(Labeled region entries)

* Start *

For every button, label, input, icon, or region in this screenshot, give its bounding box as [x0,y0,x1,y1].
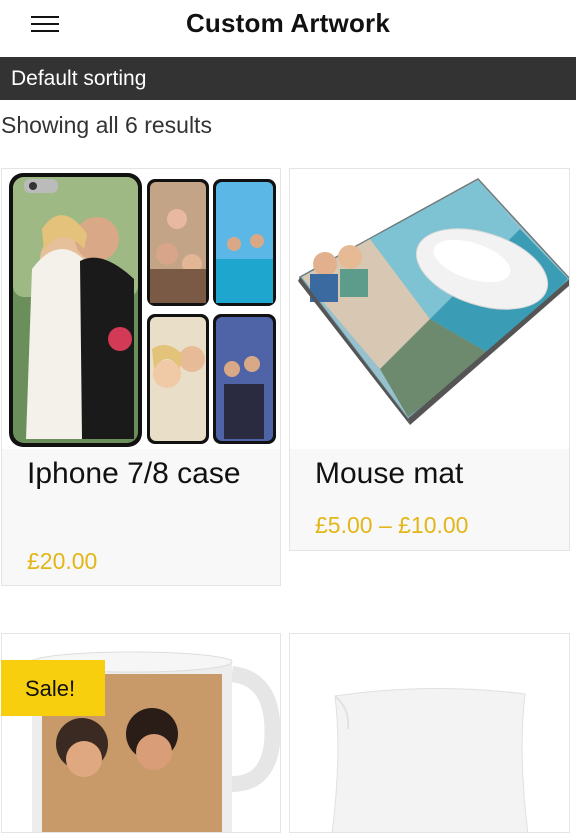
top-bar: Custom Artwork [0,0,576,52]
results-count: Showing all 6 results [1,112,212,138]
product-name[interactable]: Mouse mat [315,456,463,492]
product-image-cushion[interactable] [290,634,569,832]
product-name[interactable]: Iphone 7/8 case [27,456,257,492]
product-card-iphone-case[interactable]: Iphone 7/8 case £20.00 [1,168,281,586]
sale-badge: Sale! [1,660,105,716]
sort-dropdown[interactable]: Default sorting [0,57,576,100]
product-card-cushion[interactable] [289,633,570,833]
product-price: £20.00 [27,548,98,574]
product-image-mouse-mat[interactable] [290,169,569,449]
page-title: Custom Artwork [185,8,391,38]
product-image-iphone-case[interactable] [2,169,280,449]
product-price: £5.00 – £10.00 [315,512,469,538]
product-card-mouse-mat[interactable]: Mouse mat £5.00 – £10.00 [289,168,570,551]
sort-label: Default sorting [11,67,147,90]
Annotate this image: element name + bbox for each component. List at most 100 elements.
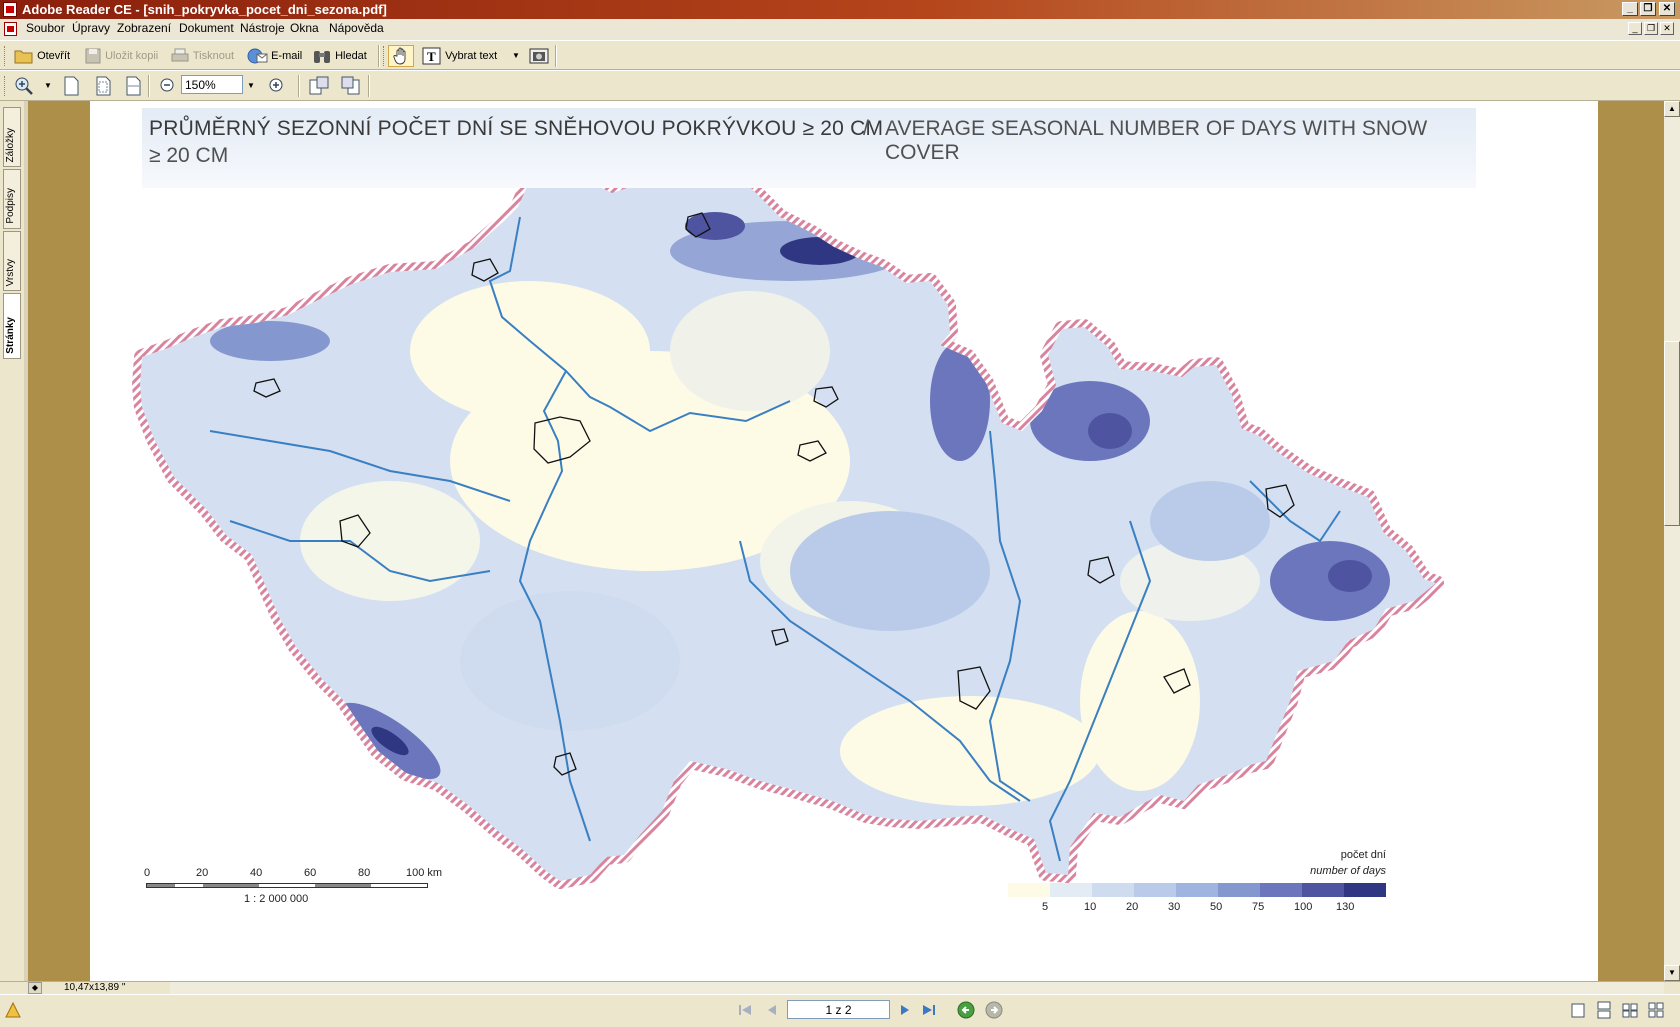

* End *

### Task prompt
Copy the entries above word for word, leaving out the pictures.

### Output of the task
For every button, label, input, icon, or region in this screenshot, give its bounding box as [x0,y0,x1,y1].
top-bar: Custom Artwork [0,0,576,52]
results-count: Showing all 6 results [1,112,212,138]
product-name[interactable]: Mouse mat [315,456,463,492]
product-image-cushion[interactable] [290,634,569,832]
product-name[interactable]: Iphone 7/8 case [27,456,257,492]
product-card-iphone-case[interactable]: Iphone 7/8 case £20.00 [1,168,281,586]
sale-badge: Sale! [1,660,105,716]
sort-dropdown[interactable]: Default sorting [0,57,576,100]
product-card-cushion[interactable] [289,633,570,833]
product-price: £20.00 [27,548,98,574]
product-image-mouse-mat[interactable] [290,169,569,449]
page-title: Custom Artwork [185,8,391,38]
product-image-iphone-case[interactable] [2,169,280,449]
product-price: £5.00 – £10.00 [315,512,469,538]
product-card-mouse-mat[interactable]: Mouse mat £5.00 – £10.00 [289,168,570,551]
sort-label: Default sorting [11,67,147,90]
Annotate this image: element name + bbox for each component. List at most 100 elements.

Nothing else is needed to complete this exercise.